EXERCISE GOAL: Pull every line containing "data" from the entries.

==== LISTED RECORDS ====

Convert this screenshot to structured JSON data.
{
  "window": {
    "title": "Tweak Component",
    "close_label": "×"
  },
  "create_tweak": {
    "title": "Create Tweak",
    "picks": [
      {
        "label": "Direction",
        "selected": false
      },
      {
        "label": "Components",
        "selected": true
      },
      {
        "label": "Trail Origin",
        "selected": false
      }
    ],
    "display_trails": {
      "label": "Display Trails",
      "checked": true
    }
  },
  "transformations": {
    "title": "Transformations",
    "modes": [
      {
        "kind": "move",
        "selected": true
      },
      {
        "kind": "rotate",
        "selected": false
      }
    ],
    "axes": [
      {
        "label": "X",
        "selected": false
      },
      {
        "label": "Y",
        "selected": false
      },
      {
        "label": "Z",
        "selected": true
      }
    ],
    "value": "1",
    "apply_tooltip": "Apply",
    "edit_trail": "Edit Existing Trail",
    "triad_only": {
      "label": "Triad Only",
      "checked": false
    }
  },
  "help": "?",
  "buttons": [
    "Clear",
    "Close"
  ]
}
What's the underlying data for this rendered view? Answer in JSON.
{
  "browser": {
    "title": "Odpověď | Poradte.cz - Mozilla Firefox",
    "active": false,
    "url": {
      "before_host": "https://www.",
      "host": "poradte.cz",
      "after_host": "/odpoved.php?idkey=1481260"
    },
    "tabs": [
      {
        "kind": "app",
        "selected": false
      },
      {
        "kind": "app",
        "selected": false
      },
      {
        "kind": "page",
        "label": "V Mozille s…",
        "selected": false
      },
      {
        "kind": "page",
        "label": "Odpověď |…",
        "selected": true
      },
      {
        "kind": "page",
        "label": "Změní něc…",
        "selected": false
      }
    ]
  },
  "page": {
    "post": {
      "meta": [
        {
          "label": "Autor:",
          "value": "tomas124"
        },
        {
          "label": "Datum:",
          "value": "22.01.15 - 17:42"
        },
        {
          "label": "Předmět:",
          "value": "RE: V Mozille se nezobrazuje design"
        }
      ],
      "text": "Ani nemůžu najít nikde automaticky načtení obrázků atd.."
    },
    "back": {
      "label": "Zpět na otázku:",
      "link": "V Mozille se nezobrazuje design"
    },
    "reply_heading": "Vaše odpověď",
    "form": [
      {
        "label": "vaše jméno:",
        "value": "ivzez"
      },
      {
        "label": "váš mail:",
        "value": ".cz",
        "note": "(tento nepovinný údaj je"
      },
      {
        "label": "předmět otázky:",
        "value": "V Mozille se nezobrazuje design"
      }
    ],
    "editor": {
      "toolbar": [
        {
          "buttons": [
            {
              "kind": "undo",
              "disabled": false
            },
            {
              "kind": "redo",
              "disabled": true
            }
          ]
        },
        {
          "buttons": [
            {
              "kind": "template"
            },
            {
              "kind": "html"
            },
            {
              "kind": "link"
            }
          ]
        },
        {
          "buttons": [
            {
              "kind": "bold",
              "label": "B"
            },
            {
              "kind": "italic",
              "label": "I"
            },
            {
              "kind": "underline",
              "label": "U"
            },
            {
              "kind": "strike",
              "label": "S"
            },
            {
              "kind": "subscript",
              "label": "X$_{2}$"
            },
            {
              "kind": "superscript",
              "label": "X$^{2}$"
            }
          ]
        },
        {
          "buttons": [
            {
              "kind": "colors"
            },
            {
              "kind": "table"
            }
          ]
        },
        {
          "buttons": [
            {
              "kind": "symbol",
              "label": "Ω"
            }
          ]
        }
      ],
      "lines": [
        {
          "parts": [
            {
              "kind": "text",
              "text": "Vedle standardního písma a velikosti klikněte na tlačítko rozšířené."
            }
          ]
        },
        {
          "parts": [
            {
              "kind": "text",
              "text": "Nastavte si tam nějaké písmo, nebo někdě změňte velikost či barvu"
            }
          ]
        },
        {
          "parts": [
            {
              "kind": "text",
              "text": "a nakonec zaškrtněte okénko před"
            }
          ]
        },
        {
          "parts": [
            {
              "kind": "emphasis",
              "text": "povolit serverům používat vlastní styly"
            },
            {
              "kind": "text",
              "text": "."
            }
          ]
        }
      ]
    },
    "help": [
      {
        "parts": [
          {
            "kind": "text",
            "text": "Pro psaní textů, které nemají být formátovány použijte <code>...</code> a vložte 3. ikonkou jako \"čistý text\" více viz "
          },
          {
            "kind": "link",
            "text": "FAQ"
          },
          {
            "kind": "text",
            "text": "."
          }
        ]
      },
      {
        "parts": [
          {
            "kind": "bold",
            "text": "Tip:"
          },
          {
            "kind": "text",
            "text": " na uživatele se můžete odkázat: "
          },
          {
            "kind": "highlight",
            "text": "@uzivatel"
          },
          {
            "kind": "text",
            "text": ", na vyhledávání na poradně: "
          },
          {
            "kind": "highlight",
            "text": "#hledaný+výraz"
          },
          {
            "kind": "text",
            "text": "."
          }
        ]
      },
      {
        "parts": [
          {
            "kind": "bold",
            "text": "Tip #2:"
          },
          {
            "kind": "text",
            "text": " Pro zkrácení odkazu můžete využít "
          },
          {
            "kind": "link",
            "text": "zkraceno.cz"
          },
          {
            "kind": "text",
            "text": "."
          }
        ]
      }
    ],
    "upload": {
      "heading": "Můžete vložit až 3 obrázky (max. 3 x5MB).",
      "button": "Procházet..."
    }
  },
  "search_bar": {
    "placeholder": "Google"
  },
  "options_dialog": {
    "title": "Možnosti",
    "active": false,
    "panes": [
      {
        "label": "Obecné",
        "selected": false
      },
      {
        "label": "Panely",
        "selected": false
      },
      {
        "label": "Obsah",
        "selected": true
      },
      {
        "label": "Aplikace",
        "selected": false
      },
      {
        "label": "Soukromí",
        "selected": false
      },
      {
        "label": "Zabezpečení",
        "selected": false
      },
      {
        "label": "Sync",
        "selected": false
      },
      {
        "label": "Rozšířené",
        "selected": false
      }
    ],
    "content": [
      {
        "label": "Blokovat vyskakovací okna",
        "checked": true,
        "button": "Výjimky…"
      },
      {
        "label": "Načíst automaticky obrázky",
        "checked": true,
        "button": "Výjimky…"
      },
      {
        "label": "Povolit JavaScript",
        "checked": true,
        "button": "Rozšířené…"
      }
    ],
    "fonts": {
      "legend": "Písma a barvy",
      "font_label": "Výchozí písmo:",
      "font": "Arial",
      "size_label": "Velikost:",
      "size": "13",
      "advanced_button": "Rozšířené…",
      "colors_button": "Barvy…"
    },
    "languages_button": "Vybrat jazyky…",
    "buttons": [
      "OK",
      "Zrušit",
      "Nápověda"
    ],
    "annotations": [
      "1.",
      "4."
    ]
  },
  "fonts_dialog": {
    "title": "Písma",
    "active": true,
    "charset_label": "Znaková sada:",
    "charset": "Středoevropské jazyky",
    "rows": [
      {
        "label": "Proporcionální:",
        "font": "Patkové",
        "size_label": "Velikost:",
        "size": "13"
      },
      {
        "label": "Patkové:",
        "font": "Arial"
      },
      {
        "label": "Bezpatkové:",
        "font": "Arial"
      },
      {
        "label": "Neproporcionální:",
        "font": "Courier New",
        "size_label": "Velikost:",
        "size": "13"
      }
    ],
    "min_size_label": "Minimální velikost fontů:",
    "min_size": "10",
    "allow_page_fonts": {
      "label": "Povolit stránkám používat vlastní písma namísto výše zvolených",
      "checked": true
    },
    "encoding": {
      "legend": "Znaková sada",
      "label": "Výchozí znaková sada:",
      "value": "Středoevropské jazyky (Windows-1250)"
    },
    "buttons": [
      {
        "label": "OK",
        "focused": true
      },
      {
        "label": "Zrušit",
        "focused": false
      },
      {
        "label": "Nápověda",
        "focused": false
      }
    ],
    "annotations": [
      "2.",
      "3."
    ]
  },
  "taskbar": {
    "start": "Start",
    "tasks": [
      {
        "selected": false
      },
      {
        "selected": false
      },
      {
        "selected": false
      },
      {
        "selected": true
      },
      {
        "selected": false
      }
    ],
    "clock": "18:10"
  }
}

====

TASK RESULT:
Convert this screenshot to structured JSON data.
What's the underlying data for this rendered view? Answer in JSON.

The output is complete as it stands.